* Complete the following
A: From the Charles Scriver article, extract the passage starting with "Born in Montreal" and going on through "from the disorder.".
B: For each statement, decide whether the Charles Scriver article agrees, and support each yes or no with the deciding words from the article, quoted exactly.
(i) Scriver was born in Toronto.
(ii) Scriver discovered 12 diseases that had not been known before.
(iii) Scriver had become a full professor of pediatrics by 1969.
C: Answer these questions using the Charles Scriver article.
(i) In what year did Scriver receive his degree in medicine?
(ii) According to the article, what deficiency causes rickets?
(iii) In which province did Scriver implement a neonatal screening program?
Text block Block Start
Charles Scriver’s simple solution to help Canada’s sick kids
This article was originally written and submitted as part of a Canada 150 Project, the Innovation Storybook, to crowdsource stories of Canadian innovation with partners across Canada. The content has since been migrated to Ingenium’s Channel, a digital hub featuring curated content related to science, technology and innovation.
Molly Gatt
Algonquin College Journalism Program
Bad metabolism is an issue that many struggle with. A lot of children have issues with their metabolism before and after they are born, where they have deficiencies and diseases that interfere with their ability to function normally. Charles Robert Scriver spent his career not only researching inborn errors of metabolism, but also implementing changes to save Canada’s children.
Born in Montreal in 1930, Scriver was the son of two doctors. He received his bachelors in arts at McGill University in 1951 as well as a degree in medicine in 1955. Six years later he was given a position in the university’s pediatrics department; he became a full professor of pediatrics by 1969.
Scriver spent his time researching birth defects that arise from inborn errors of metabolism. He pioneered the study as well as the treatment of inherited metabolic diseases, even discovering 12 diseases that were previously unheard of. He also studied rickets disease, caused by a deficiency in vitamin D, after seeing countless Quebec children suffering from the disorder.
This led him to help raise nutritional standards in Canada, using measures such as putting vitamin D in Canadian milk. Scriver also implemented a neonatal screening program in the province of Quebec – a blood test to determine if a seemingly healthy baby had any diseases that could be treated. Scriver was inducted into the Canadian Science and Engineering Hall of Fame in 2001.
Text block Block End
Excerpted records Block Start
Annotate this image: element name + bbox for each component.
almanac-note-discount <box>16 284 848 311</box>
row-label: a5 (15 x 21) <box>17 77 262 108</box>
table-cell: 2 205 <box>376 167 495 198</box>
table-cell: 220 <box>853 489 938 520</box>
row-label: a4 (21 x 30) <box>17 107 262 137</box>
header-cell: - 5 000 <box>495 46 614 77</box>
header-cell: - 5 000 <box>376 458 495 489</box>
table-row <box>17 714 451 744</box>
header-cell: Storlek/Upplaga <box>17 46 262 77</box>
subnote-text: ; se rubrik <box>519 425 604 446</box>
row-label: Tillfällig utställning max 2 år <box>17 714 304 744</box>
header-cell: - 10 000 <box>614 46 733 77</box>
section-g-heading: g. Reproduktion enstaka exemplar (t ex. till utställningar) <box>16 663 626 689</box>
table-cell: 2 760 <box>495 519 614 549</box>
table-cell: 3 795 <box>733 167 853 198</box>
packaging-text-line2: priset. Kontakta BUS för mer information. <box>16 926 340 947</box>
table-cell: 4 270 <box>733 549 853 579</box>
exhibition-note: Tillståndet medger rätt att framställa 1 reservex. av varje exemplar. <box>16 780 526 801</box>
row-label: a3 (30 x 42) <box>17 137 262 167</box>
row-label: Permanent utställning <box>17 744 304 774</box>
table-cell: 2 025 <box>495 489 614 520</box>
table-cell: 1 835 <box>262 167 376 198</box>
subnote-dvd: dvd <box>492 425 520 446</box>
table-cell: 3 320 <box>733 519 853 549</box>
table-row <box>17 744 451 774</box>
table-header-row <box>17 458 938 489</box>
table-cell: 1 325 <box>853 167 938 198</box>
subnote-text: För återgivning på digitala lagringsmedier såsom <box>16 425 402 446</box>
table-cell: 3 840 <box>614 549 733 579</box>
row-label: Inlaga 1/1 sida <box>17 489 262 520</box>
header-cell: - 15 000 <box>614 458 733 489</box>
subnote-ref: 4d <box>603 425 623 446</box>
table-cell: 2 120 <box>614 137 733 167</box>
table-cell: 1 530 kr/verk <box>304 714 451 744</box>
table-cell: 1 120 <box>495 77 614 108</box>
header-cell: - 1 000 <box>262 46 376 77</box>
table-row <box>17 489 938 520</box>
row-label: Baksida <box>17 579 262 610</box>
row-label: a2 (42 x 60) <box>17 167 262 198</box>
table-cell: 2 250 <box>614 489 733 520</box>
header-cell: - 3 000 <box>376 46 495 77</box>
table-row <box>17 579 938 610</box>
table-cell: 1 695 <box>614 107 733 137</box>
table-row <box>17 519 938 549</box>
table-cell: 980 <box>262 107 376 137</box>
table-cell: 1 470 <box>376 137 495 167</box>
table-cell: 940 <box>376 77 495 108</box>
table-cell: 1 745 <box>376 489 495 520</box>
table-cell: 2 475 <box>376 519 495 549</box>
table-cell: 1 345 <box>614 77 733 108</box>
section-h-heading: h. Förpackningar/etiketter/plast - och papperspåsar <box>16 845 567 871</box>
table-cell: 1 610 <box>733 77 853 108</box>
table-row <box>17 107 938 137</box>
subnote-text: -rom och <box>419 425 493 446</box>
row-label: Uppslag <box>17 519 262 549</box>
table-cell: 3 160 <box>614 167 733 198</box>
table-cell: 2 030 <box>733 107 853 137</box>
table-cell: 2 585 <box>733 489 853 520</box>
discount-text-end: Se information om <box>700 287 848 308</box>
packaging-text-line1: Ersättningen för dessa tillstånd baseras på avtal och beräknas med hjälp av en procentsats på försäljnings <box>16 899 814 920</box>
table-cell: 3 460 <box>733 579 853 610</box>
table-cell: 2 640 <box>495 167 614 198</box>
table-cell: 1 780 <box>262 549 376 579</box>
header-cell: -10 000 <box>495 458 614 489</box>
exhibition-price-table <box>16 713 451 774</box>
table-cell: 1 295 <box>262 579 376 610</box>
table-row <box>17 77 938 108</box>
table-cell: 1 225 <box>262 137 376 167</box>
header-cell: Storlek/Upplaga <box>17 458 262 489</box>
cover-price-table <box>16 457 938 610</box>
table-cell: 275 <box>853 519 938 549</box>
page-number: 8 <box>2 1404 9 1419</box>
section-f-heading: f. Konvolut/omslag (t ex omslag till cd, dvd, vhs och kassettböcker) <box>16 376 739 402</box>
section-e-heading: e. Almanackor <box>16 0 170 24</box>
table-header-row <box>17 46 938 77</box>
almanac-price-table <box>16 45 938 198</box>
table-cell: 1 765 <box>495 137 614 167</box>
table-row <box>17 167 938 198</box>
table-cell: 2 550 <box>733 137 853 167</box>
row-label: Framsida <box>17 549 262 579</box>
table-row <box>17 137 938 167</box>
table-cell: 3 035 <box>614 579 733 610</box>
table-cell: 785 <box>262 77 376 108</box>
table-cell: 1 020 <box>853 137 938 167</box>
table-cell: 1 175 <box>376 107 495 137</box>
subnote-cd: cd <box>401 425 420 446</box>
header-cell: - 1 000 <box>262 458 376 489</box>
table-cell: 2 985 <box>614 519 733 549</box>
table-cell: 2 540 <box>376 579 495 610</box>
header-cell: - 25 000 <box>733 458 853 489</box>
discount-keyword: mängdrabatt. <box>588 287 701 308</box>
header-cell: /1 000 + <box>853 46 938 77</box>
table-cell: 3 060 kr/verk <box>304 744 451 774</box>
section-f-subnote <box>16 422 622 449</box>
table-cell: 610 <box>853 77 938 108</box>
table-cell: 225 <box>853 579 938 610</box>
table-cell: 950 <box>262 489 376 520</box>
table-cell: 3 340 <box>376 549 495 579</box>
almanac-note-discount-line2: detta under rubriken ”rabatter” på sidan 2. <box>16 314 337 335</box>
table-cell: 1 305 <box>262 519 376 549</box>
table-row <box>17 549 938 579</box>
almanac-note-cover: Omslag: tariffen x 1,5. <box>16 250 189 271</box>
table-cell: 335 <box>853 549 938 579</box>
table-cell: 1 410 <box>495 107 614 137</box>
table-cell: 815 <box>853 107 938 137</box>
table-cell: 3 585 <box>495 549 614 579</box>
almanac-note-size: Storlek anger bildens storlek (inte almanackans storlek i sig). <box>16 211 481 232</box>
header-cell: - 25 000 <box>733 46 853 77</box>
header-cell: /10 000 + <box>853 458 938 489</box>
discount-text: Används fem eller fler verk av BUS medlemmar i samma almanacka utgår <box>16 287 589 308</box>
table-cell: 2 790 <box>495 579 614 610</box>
Excerpted records Block End
* Exercise responses
A:
Born in Montreal in 1930, Scriver was the son of two doctors. He received his bachelors in arts at McGill University in 1951 as well as a degree in medicine in 1955. Six years later he was given a position in the university’s pediatrics department; he became a full professor of pediatrics by 1969.
Scriver spent his time researching birth defects that arise from inborn errors of metabolism. He pioneered the study as well as the treatment of inherited metabolic diseases, even discovering 12 diseases that were previously unheard of. He also studied rickets disease, caused by a deficiency in vitamin D, after seeing countless Quebec children suffering from the disorder.

B:
(i) No: "Born in Montreal in 1930"
(ii) Yes: "even discovering 12 diseases that were previously unheard of"
(iii) Yes: "he became a full professor of pediatrics by 1969"

C:
(i) 1955
(ii) A deficiency in vitamin D
(iii) Quebec